DATASET EXCERPTS:
◆ ◆ ◆

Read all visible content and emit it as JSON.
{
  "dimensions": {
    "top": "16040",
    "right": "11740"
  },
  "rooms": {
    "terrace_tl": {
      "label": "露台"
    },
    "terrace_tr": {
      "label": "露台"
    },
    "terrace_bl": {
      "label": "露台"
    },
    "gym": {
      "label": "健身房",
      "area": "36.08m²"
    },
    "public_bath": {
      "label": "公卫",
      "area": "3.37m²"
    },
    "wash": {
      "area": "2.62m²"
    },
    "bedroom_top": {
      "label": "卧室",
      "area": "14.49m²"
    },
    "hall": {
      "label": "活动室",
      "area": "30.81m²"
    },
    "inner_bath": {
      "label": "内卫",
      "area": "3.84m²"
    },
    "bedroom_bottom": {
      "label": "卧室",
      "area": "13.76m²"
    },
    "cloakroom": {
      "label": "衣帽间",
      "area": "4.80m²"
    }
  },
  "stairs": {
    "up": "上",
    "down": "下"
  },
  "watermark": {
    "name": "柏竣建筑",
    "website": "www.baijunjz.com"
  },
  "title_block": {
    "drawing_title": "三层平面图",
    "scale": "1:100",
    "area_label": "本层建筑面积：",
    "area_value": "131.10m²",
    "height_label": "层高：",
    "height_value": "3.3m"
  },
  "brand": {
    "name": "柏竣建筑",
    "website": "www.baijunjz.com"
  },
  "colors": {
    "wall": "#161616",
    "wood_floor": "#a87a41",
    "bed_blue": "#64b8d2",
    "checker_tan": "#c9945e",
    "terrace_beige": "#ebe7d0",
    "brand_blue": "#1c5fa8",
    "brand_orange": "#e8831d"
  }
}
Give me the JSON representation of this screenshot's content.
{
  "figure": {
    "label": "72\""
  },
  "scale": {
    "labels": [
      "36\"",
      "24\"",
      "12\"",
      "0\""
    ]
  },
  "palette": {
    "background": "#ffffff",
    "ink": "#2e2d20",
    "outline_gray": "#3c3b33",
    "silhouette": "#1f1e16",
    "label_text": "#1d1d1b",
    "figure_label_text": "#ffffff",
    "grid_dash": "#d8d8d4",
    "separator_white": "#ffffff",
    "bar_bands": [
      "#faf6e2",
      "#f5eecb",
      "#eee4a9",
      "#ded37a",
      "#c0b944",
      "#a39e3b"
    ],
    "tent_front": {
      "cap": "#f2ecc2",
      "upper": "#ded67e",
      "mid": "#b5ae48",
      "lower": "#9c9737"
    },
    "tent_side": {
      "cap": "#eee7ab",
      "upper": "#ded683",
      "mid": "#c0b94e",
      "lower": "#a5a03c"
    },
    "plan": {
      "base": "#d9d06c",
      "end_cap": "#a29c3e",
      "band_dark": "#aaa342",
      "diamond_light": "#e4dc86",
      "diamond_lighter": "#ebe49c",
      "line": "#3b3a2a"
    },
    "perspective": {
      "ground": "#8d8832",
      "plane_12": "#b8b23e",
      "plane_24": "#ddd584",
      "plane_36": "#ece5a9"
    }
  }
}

◆ ◆ ◆

TASK: Find the string "JSON" in the entries above and return each line that holds it.

OUTPUT OF THE EXERCISE:
Read all visible content and emit it as JSON.
Give me the JSON representation of this screenshot's content.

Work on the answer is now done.